■ **Requirements**: Copy each line exactly. Leave nothing out.

■ **Information shown**:

::::::::

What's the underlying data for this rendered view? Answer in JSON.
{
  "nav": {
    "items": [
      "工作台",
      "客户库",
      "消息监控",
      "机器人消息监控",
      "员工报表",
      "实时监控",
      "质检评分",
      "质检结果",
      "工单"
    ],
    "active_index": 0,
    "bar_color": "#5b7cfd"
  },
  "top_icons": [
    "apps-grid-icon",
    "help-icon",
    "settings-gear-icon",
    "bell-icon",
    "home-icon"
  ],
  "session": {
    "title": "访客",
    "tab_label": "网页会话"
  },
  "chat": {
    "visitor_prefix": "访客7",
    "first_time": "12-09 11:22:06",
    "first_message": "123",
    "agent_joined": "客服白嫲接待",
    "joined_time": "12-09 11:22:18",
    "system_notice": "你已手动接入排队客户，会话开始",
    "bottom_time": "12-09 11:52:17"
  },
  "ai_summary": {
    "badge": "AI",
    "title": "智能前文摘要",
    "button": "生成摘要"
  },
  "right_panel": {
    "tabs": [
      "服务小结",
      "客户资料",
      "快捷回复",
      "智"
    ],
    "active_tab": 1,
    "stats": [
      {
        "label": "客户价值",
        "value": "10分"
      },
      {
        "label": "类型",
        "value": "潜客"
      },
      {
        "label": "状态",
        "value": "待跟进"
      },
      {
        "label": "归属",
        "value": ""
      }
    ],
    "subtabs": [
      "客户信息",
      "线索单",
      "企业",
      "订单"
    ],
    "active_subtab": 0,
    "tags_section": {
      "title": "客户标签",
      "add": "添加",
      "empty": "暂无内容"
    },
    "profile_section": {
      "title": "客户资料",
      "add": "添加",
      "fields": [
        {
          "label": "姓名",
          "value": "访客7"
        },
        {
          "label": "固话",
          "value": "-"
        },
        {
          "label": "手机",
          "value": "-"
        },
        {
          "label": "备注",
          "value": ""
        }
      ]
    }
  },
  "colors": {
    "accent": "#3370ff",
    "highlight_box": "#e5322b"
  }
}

::::::::

■ **Output**:
What's the underlying data for this rendered view? Answer in JSON.
{
  "nav": {
    "items": [
      "工作台",
      "客户库",
      "消息监控",
      "机器人消息监控",
      "员工报表",
      "实时监控",
      "质检评分",
      "质检结果",
      "工单"
    ],
    "active_index": 0,
    "bar_color": "#5b7cfd"
  },
  "top_icons": [
    "apps-grid-icon",
    "help-icon",
    "settings-gear-icon",
    "bell-icon",
    "home-icon"
  ],
  "session": {
    "title": "访客",
    "tab_label": "网页会话"
  },
  "chat": {
    "visitor_prefix": "访客7",
    "first_time": "12-09 11:22:06",
    "first_message": "123",
    "agent_joined": "客服白嫲接待",
    "joined_time": "12-09 11:22:18",
    "system_notice": "你已手动接入排队客户，会话开始",
    "bottom_time": "12-09 11:52:17"
  },
  "ai_summary": {
    "badge": "AI",
    "title": "智能前文摘要",
    "button": "生成摘要"
  },
  "right_panel": {
    "tabs": [
      "服务小结",
      "客户资料",
      "快捷回复",
      "智"
    ],
    "active_tab": 1,
    "stats": [
      {
        "label": "客户价值",
        "value": "10分"
      },
      {
        "label": "类型",
        "value": "潜客"
      },
      {
        "label": "状态",
        "value": "待跟进"
      },
      {
        "label": "归属",
        "value": ""
      }
    ],
    "subtabs": [
      "客户信息",
      "线索单",
      "企业",
      "订单"
    ],
    "active_subtab": 0,
    "tags_section": {
      "title": "客户标签",
      "add": "添加",
      "empty": "暂无内容"
    },
    "profile_section": {
      "title": "客户资料",
      "add": "添加",
      "fields": [
        {
          "label": "姓名",
          "value": "访客7"
        },
        {
          "label": "固话",
          "value": "-"
        },
        {
          "label": "手机",
          "value": "-"
        },
        {
          "label": "备注",
          "value": ""
        }
      ]
    }
  },
  "colors": {
    "accent": "#3370ff",
    "highlight_box": "#e5322b"
  }
}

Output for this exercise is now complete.